» GOAL
In two sentences, summarize the post below about the Georgia conflict.

» TEXT SEGMENT
═══

[Peace-discuss] The Georgia conflict

Robert Naiman naiman.uiuc at gmail.com
Wed Sep 3 18:57:09 CDT 2008


The New York Times, in its reporting today, seems to think that it
might be a very bad idea for the US to re-arm Georgia:
----
Just weeks after Georgia's military collapsed in panic in the face of the
Russian Army, its leaders hope to rebuild and train its armed forces as if
another war with Russia is almost inevitable. Georgia is already drawing up
lists of options, including restoring the military to its prewar strength or
making it a much larger force with more modern equipment, like air-defense
systems, modern antiarmor rockets and night-vision devices.

Officials at the Pentagon, State Department and White House confirmed that the
Bush administration was examining what would be required to rebuild
Georgia's military, but stressed that no decisions had been made. The
choices each pose
difficult foreign policy questions.

Georgia's decision to attack Russian and South Ossetian forces raises
questions about the wisdom of further United States investment in the Georgian
military, which in any case would further alienate Russia.
…
So far the Bush administration has chosen to trumpet its humanitarian efforts
in Georgia, and has avoided publicly discussing efforts to study how best to
rebuild the Georgian military.
…
But interviews with Western military officers who have experience working with
Georgian military forces, including officers in Georgia, Europe and the United
States, suggested that Georgia's military shortfalls were serious and too
difficult to change merely by upgrading equipment.

═══

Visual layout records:
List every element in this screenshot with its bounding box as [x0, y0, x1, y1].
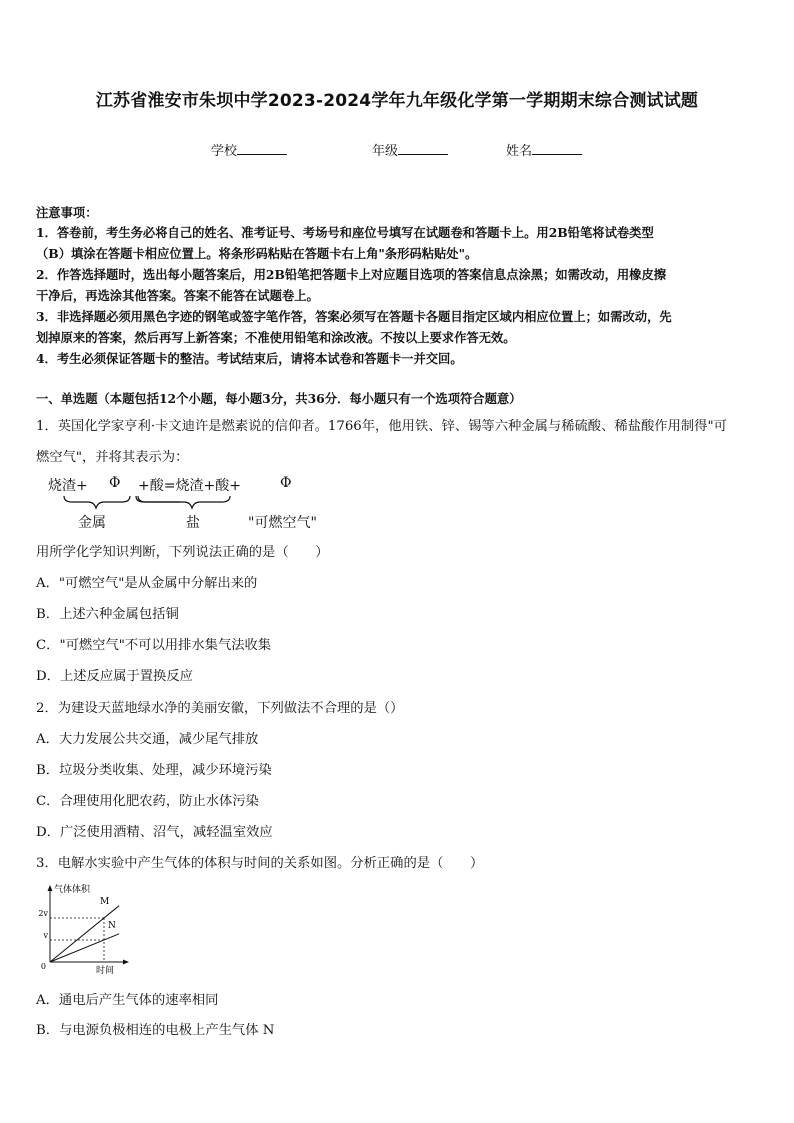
notes-line: 3．非选择题必须用黑色字迹的钢笔或签字笔作答，答案必须写在答题卡各题目指定区域内相应位置上；如需改动，先 [36, 309, 672, 324]
eq-term-acid: +酸=烧渣+酸+ [138, 478, 241, 494]
notes-heading: 注意事项： [36, 205, 98, 220]
school-field [211, 140, 287, 159]
notes-line: 4．考生必须保证答题卡的整洁。考试结束后，请将本试卷和答题卡一并交回。 [36, 351, 463, 366]
series-line-n [50, 934, 119, 962]
series-line-m [50, 906, 119, 962]
brace-salt [138, 496, 230, 508]
eq-brace-salt [136, 494, 236, 510]
series-label-m: M [100, 897, 110, 907]
label-salt: 盐 [186, 515, 200, 531]
notes-line: 2．作答选择题时，选出每小题答案后，用2B铅笔把答题卡上对应题目选项的答案信息点涂黑；如需改动，用橡皮擦 [36, 267, 667, 282]
q2-stem: 2．为建设天蓝地绿水净的美丽安徽，下列做法不合理的是（） [36, 701, 404, 716]
eq-term-cinder: 烧渣+ [48, 478, 88, 494]
notes-line: 划掉原来的答案，然后再写上新答案；不准使用铅笔和涂改液。不按以上要求作答无效。 [36, 330, 516, 345]
x-axis-label: 时间 [96, 966, 115, 976]
q3-option-b[interactable]: B．与电源负极相连的电极上产生气体 N [36, 1023, 275, 1038]
q1-stem-line2: 燃空气"，并将其表示为： [36, 450, 189, 465]
q1-option-d[interactable]: D．上述反应属于置换反应 [36, 669, 193, 684]
q1-stem-line1: 1．英国化学家亨利·卡文迪许是燃素说的信仰者。1766年，他用铁、锌、锡等六种金属与稀硫酸、稀盐酸作用制得"可 [36, 419, 727, 434]
name-label: 姓名 [506, 144, 533, 159]
q3-chart [36, 880, 136, 976]
q3-option-a[interactable]: A．通电后产生气体的速率相同 [36, 993, 219, 1008]
brace-metal [64, 496, 130, 508]
y-tick-0: 0 [40, 962, 46, 971]
y-tick-v: v [43, 931, 48, 940]
q2-option-a[interactable]: A．大力发展公共交通，减少尾气排放 [36, 732, 259, 747]
label-metal: 金属 [78, 515, 106, 531]
q2-option-c[interactable]: C．合理使用化肥农药，防止水体污染 [36, 794, 259, 809]
q1-prompt: 用所学化学知识判断，下列说法正确的是（ ） [36, 545, 329, 560]
grade-label: 年级 [372, 144, 399, 159]
q1-option-b[interactable]: B．上述六种金属包括铜 [36, 607, 179, 622]
page-title: 江苏省淮安市朱坝中学2023-2024学年九年级化学第一学期期末综合测试试题 [95, 91, 699, 111]
series-label-n: N [108, 921, 116, 931]
eq-phi-2: Φ [280, 475, 292, 491]
school-blank[interactable] [237, 142, 287, 155]
name-field [506, 140, 582, 159]
notes-line: 1．答卷前，考生务必将自己的姓名、准考证号、考场号和座位号填写在试题卷和答题卡上。用2B铅笔将试卷类型 [36, 225, 654, 240]
school-label: 学校 [211, 144, 238, 159]
grade-blank[interactable] [398, 142, 448, 155]
y-axis-arrow [48, 885, 53, 891]
notes-line: 干净后，再选涂其他答案。答案不能答在试题卷上。 [36, 288, 319, 303]
q2-option-d[interactable]: D．广泛使用酒精、沼气，减轻温室效应 [36, 825, 273, 840]
y-tick-2v: 2v [38, 909, 48, 918]
notes-line: （B）填涂在答题卡相应位置上。将条形码粘贴在答题卡右上角"条形码粘贴处"。 [36, 246, 478, 261]
section-heading: 一、单选题（本题包括12个小题，每小题3分，共36分．每小题只有一个选项符合题意） [36, 391, 522, 406]
q1-option-a[interactable]: A．"可燃空气"是从金属中分解出来的 [36, 576, 258, 591]
q2-option-b[interactable]: B．垃圾分类收集、处理，减少环境污染 [36, 763, 272, 778]
q3-stem: 3．电解水实验中产生气体的体积与时间的关系如图。分析正确的是（ ） [36, 856, 484, 871]
eq-phi-1: Φ [109, 475, 121, 491]
grade-field [372, 140, 448, 159]
x-axis-arrow [123, 960, 129, 965]
y-axis-label: 气体体积 [54, 885, 91, 895]
label-flammable-gas: "可燃空气" [248, 515, 317, 531]
name-blank[interactable] [532, 142, 582, 155]
q1-option-c[interactable]: C．"可燃空气"不可以用排水集气法收集 [36, 638, 272, 653]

═══

» SOLVED EXERCISE
The post quotes New York Times reporting that, weeks after Georgia's military collapsed before the Russian Army, Georgia's leaders hope to rebuild its armed forces, and that Bush administration officials confirmed they were examining what this would require but said no decisions had been made. The reporting adds that Georgia's attack on Russian and South Ossetian forces raises questions about further US investment, which would further alienate Russia, and that Western officers considered Georgia's military shortfalls too serious to fix merely by upgrading equipment.